Select all lines with the string "SCHEDULE" in them, and copy those lines.

══════════════════════════════

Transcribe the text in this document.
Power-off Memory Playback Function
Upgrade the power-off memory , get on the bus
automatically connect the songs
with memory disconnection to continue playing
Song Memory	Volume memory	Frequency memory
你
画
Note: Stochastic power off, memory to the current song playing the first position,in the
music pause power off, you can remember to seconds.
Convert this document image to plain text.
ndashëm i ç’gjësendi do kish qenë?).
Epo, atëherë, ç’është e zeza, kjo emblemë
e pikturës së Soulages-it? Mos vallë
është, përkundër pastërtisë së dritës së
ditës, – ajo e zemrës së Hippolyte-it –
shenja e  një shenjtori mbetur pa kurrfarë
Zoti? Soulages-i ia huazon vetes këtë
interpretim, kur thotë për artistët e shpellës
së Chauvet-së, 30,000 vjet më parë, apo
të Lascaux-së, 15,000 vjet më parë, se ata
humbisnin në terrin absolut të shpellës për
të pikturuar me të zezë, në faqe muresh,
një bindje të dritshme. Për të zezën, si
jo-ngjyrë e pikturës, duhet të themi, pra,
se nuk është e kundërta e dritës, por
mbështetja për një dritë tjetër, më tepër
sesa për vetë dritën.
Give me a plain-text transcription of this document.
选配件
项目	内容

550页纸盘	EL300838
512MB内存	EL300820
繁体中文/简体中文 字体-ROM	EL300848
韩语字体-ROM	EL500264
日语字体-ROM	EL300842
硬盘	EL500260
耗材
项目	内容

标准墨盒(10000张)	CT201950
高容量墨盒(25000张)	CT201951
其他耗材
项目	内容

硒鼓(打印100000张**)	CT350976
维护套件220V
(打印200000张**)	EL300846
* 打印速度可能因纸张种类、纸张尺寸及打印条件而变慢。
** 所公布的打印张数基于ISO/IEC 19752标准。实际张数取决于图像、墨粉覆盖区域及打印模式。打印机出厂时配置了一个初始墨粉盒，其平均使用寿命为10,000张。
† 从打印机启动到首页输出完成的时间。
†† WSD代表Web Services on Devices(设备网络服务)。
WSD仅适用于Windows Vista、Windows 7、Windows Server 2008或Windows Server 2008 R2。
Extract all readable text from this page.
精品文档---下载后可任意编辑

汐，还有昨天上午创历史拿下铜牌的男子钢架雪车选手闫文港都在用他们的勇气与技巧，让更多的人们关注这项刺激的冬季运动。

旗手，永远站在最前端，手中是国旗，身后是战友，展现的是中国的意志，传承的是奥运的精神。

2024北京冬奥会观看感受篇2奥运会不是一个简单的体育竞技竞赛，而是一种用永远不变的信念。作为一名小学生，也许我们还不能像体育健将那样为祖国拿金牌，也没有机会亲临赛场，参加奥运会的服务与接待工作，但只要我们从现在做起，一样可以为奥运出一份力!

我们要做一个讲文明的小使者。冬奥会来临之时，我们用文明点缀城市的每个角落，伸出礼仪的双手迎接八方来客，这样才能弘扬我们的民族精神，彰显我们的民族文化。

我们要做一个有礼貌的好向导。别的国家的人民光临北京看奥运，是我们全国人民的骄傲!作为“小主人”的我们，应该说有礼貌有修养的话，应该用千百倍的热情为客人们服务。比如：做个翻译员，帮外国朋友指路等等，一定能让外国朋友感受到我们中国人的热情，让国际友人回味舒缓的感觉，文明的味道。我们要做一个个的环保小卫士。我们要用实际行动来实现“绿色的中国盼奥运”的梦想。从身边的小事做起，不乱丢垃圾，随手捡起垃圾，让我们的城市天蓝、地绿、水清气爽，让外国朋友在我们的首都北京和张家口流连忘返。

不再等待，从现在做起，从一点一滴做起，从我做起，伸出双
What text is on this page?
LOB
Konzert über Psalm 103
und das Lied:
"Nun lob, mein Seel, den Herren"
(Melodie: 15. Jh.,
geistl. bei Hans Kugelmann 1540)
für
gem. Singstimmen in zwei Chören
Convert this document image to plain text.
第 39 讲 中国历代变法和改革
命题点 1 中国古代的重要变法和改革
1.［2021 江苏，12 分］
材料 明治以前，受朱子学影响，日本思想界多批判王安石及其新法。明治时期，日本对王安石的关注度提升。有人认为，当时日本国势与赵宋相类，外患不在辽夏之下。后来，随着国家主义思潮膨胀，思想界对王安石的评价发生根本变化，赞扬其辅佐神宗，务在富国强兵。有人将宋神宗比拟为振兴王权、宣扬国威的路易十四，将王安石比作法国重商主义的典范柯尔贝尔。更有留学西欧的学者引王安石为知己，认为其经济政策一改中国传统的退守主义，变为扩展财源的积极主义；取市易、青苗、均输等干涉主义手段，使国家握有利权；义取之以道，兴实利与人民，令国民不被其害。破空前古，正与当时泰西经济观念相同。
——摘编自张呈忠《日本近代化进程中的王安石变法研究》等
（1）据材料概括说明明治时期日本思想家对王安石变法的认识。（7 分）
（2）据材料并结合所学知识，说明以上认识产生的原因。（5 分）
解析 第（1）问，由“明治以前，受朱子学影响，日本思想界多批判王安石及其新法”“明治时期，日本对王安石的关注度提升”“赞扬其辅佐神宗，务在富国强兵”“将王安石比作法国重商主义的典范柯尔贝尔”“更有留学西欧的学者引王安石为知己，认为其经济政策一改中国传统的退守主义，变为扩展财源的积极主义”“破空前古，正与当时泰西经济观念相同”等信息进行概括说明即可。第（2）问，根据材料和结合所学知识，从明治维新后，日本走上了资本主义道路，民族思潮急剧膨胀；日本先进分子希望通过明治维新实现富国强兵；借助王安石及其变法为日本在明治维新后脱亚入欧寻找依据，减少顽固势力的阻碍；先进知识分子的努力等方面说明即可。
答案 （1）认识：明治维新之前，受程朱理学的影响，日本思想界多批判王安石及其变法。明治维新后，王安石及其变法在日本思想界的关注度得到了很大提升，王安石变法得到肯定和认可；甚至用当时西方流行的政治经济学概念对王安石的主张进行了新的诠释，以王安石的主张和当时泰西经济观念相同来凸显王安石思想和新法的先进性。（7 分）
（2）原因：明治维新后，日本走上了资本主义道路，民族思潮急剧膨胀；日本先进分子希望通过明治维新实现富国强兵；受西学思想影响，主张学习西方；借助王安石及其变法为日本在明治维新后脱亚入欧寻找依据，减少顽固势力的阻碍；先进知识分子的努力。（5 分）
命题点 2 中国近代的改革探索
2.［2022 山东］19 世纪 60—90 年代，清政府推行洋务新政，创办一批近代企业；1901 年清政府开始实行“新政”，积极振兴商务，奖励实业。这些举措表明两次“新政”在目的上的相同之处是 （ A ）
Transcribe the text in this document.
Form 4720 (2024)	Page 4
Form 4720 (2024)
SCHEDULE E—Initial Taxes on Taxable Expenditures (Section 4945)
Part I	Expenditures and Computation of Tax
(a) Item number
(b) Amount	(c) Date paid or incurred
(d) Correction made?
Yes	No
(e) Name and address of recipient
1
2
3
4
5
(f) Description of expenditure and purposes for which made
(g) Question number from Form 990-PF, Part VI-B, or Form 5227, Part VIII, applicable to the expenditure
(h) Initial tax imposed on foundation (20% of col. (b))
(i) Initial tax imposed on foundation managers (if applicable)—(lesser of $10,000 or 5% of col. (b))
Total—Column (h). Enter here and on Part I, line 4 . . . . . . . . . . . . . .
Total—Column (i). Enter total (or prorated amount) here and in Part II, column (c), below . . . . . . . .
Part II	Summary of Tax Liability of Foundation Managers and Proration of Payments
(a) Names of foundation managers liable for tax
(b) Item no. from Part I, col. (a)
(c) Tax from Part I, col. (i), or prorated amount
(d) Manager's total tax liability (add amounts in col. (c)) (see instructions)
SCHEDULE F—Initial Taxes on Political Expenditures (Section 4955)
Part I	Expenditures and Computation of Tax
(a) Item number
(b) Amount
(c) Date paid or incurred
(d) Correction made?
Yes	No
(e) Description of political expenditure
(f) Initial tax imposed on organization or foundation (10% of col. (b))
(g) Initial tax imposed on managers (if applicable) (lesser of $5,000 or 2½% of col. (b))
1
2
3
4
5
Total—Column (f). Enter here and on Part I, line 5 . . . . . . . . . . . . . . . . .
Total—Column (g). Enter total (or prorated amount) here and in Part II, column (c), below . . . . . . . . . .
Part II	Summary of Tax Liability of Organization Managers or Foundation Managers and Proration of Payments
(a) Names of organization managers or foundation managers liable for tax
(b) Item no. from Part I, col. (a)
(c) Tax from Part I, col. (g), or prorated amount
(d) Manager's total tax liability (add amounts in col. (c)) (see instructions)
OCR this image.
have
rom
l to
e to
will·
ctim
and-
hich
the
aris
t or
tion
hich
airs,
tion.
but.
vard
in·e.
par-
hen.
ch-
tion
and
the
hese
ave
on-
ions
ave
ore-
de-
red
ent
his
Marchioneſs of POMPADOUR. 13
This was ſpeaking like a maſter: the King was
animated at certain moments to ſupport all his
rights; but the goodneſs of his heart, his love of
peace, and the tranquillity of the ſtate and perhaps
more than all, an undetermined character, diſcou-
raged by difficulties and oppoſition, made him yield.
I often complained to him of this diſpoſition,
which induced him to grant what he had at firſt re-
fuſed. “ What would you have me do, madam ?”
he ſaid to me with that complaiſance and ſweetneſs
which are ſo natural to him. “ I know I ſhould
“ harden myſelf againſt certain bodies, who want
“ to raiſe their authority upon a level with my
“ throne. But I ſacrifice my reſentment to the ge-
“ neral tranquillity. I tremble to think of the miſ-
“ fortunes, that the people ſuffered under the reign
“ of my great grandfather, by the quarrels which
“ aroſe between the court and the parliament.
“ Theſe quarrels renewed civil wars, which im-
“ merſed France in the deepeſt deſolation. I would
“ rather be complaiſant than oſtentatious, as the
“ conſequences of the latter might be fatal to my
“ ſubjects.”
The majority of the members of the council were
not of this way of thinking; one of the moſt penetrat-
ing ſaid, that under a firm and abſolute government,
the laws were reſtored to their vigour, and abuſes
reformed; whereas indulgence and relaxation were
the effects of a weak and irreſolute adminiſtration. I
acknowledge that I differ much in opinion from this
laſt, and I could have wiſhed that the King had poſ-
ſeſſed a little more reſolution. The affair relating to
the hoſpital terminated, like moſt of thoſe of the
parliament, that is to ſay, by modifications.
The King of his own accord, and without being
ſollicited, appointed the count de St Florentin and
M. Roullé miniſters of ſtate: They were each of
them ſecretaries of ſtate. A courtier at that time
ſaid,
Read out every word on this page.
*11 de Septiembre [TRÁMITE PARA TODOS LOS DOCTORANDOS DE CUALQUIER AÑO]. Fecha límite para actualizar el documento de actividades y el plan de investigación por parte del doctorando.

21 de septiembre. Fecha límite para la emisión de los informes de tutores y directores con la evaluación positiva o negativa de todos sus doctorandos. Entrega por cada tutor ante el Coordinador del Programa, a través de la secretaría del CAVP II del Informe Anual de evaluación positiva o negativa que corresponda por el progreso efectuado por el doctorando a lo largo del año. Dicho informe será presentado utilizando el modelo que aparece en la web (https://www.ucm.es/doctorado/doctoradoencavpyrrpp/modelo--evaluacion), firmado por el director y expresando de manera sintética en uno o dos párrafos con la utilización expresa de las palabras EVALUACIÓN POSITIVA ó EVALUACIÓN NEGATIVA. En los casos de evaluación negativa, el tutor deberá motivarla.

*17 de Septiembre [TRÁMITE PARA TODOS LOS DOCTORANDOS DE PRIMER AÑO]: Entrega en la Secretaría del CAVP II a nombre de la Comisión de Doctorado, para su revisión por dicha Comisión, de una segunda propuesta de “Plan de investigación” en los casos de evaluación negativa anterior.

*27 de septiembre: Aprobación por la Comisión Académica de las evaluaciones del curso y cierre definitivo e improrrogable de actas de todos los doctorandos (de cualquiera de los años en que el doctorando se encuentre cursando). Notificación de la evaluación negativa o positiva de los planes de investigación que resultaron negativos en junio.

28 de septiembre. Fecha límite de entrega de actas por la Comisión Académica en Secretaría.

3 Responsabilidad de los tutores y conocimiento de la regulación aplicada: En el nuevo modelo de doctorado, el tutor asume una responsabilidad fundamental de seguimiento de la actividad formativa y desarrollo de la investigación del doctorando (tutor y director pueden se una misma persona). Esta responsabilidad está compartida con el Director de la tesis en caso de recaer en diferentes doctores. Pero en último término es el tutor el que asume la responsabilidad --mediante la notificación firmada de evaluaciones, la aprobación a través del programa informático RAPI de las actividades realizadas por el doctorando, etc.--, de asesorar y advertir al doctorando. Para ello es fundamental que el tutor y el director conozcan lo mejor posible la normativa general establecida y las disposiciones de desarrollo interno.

══════════════════════════════

> **The response**:
SCHEDULE E—Initial Taxes on Taxable Expenditures (Section 4945)
SCHEDULE F—Initial Taxes on Political Expenditures (Section 4955)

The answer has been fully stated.